What is required: Can you rewrite the rows below, replacing "callout-text" with "callout-label" throughout and keeping everything else identical? Leave the pictures out of your answer.

Records for this exercise:
————
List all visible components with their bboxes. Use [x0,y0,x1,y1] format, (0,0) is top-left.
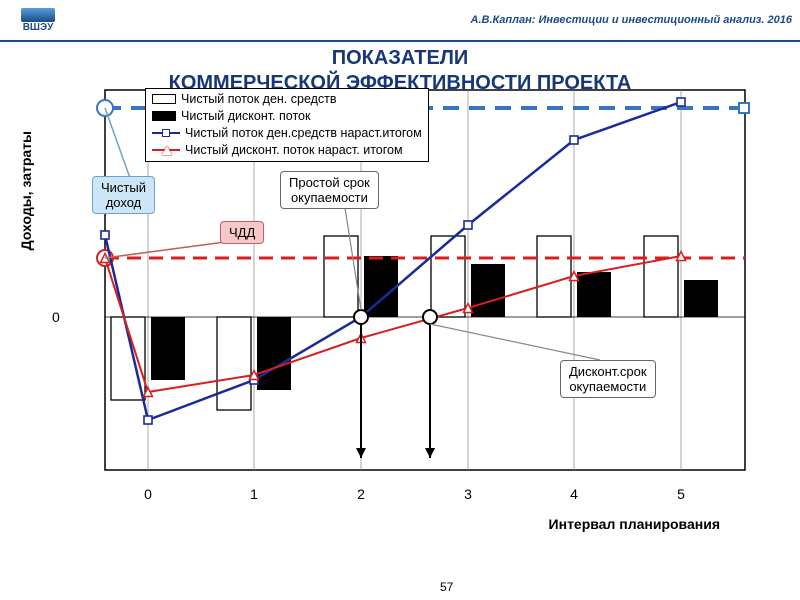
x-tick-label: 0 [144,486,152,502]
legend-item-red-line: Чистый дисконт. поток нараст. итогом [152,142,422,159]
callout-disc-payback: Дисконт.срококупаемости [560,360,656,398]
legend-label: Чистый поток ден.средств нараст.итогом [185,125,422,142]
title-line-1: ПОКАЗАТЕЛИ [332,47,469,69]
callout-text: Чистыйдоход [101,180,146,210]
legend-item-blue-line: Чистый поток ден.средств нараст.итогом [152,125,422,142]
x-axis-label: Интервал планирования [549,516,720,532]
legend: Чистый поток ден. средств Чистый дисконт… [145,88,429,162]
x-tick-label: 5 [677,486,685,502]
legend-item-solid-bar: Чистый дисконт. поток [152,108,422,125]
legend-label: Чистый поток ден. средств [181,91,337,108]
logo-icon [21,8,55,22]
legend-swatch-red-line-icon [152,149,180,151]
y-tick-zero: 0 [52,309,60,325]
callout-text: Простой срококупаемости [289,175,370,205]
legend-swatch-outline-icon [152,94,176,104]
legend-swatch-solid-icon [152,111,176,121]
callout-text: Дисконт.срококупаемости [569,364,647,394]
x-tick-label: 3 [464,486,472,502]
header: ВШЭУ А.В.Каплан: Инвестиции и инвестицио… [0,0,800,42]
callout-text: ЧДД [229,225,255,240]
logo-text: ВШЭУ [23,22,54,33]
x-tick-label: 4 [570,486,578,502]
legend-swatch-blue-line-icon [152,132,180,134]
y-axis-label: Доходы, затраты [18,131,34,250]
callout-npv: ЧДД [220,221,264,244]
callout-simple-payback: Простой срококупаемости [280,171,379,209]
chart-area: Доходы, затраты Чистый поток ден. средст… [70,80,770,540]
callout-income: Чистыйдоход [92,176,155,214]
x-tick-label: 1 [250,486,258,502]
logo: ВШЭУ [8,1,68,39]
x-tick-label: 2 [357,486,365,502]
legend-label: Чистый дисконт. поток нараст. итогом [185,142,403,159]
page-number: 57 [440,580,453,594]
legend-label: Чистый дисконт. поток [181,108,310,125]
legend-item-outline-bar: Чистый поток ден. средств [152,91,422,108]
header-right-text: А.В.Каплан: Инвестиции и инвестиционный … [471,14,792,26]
————
Written solution:
List all visible components with their bboxes. Use [x0,y0,x1,y1] format, (0,0) is top-left.
x-tick-label: 0 [144,486,152,502]
legend-item-red-line: Чистый дисконт. поток нараст. итогом [152,142,422,159]
callout-disc-payback: Дисконт.срококупаемости [560,360,656,398]
legend-label: Чистый поток ден.средств нараст.итогом [185,125,422,142]
title-line-1: ПОКАЗАТЕЛИ [332,47,469,69]
callout-label: Чистыйдоход [101,180,146,210]
legend-item-blue-line: Чистый поток ден.средств нараст.итогом [152,125,422,142]
x-axis-label: Интервал планирования [549,516,720,532]
legend: Чистый поток ден. средств Чистый дисконт… [145,88,429,162]
x-tick-label: 5 [677,486,685,502]
legend-item-solid-bar: Чистый дисконт. поток [152,108,422,125]
legend-label: Чистый поток ден. средств [181,91,337,108]
logo-icon [21,8,55,22]
legend-swatch-red-line-icon [152,149,180,151]
y-tick-zero: 0 [52,309,60,325]
callout-label: Простой срококупаемости [289,175,370,205]
legend-swatch-outline-icon [152,94,176,104]
legend-swatch-solid-icon [152,111,176,121]
callout-label: Дисконт.срококупаемости [569,364,647,394]
x-tick-label: 3 [464,486,472,502]
header: ВШЭУ А.В.Каплан: Инвестиции и инвестицио… [0,0,800,42]
callout-label: ЧДД [229,225,255,240]
logo-text: ВШЭУ [23,22,54,33]
x-tick-label: 4 [570,486,578,502]
legend-swatch-blue-line-icon [152,132,180,134]
y-axis-label: Доходы, затраты [18,131,34,250]
callout-npv: ЧДД [220,221,264,244]
callout-simple-payback: Простой срококупаемости [280,171,379,209]
chart-area: Доходы, затраты Чистый поток ден. средст… [70,80,770,540]
callout-income: Чистыйдоход [92,176,155,214]
x-tick-label: 1 [250,486,258,502]
logo: ВШЭУ [8,1,68,39]
x-tick-label: 2 [357,486,365,502]
legend-label: Чистый дисконт. поток нараст. итогом [185,142,403,159]
page-number: 57 [440,580,453,594]
legend-label: Чистый дисконт. поток [181,108,310,125]
legend-item-outline-bar: Чистый поток ден. средств [152,91,422,108]
header-right-text: А.В.Каплан: Инвестиции и инвестиционный … [471,14,792,26]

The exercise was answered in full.